* Start *

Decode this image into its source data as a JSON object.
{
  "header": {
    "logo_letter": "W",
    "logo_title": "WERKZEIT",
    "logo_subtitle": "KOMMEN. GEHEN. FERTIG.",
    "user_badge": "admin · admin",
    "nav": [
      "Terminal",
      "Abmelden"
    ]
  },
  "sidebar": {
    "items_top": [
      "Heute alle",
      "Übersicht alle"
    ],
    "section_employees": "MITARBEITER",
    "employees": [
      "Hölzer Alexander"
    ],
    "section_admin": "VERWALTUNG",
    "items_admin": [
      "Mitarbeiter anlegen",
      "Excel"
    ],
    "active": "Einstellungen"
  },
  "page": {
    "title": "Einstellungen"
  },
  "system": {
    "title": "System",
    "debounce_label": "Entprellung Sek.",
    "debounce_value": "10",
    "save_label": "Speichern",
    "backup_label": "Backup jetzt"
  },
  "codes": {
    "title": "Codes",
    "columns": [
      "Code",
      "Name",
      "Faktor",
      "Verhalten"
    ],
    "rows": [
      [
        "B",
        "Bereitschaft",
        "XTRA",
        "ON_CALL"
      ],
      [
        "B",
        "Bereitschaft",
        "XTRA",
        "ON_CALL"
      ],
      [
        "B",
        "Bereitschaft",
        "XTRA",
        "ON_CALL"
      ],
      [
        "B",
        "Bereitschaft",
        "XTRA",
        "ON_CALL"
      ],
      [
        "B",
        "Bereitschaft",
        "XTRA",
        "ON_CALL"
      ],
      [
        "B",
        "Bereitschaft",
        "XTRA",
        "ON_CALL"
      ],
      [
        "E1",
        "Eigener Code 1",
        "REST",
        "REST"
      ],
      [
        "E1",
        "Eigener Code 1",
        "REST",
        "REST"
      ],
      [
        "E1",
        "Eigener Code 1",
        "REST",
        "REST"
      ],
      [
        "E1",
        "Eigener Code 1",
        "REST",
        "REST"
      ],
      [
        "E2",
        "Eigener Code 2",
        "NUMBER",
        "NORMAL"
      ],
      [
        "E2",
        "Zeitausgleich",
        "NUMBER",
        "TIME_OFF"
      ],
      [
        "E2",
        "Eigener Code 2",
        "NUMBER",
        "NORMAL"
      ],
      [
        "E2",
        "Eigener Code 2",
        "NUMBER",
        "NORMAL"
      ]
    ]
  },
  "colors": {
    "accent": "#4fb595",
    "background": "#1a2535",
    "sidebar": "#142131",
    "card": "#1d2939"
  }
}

* End *

**Task to complete:**
Each line of the material should be echoed exactly.

**Output for this exercise:**
Decode this image into its source data as a JSON object.
{
  "header": {
    "logo_letter": "W",
    "logo_title": "WERKZEIT",
    "logo_subtitle": "KOMMEN. GEHEN. FERTIG.",
    "user_badge": "admin · admin",
    "nav": [
      "Terminal",
      "Abmelden"
    ]
  },
  "sidebar": {
    "items_top": [
      "Heute alle",
      "Übersicht alle"
    ],
    "section_employees": "MITARBEITER",
    "employees": [
      "Hölzer Alexander"
    ],
    "section_admin": "VERWALTUNG",
    "items_admin": [
      "Mitarbeiter anlegen",
      "Excel"
    ],
    "active": "Einstellungen"
  },
  "page": {
    "title": "Einstellungen"
  },
  "system": {
    "title": "System",
    "debounce_label": "Entprellung Sek.",
    "debounce_value": "10",
    "save_label": "Speichern",
    "backup_label": "Backup jetzt"
  },
  "codes": {
    "title": "Codes",
    "columns": [
      "Code",
      "Name",
      "Faktor",
      "Verhalten"
    ],
    "rows": [
      [
        "B",
        "Bereitschaft",
        "XTRA",
        "ON_CALL"
      ],
      [
        "B",
        "Bereitschaft",
        "XTRA",
        "ON_CALL"
      ],
      [
        "B",
        "Bereitschaft",
        "XTRA",
        "ON_CALL"
      ],
      [
        "B",
        "Bereitschaft",
        "XTRA",
        "ON_CALL"
      ],
      [
        "B",
        "Bereitschaft",
        "XTRA",
        "ON_CALL"
      ],
      [
        "B",
        "Bereitschaft",
        "XTRA",
        "ON_CALL"
      ],
      [
        "E1",
        "Eigener Code 1",
        "REST",
        "REST"
      ],
      [
        "E1",
        "Eigener Code 1",
        "REST",
        "REST"
      ],
      [
        "E1",
        "Eigener Code 1",
        "REST",
        "REST"
      ],
      [
        "E1",
        "Eigener Code 1",
        "REST",
        "REST"
      ],
      [
        "E2",
        "Eigener Code 2",
        "NUMBER",
        "NORMAL"
      ],
      [
        "E2",
        "Zeitausgleich",
        "NUMBER",
        "TIME_OFF"
      ],
      [
        "E2",
        "Eigener Code 2",
        "NUMBER",
        "NORMAL"
      ],
      [
        "E2",
        "Eigener Code 2",
        "NUMBER",
        "NORMAL"
      ]
    ]
  },
  "colors": {
    "accent": "#4fb595",
    "background": "#1a2535",
    "sidebar": "#142131",
    "card": "#1d2939"
  }
}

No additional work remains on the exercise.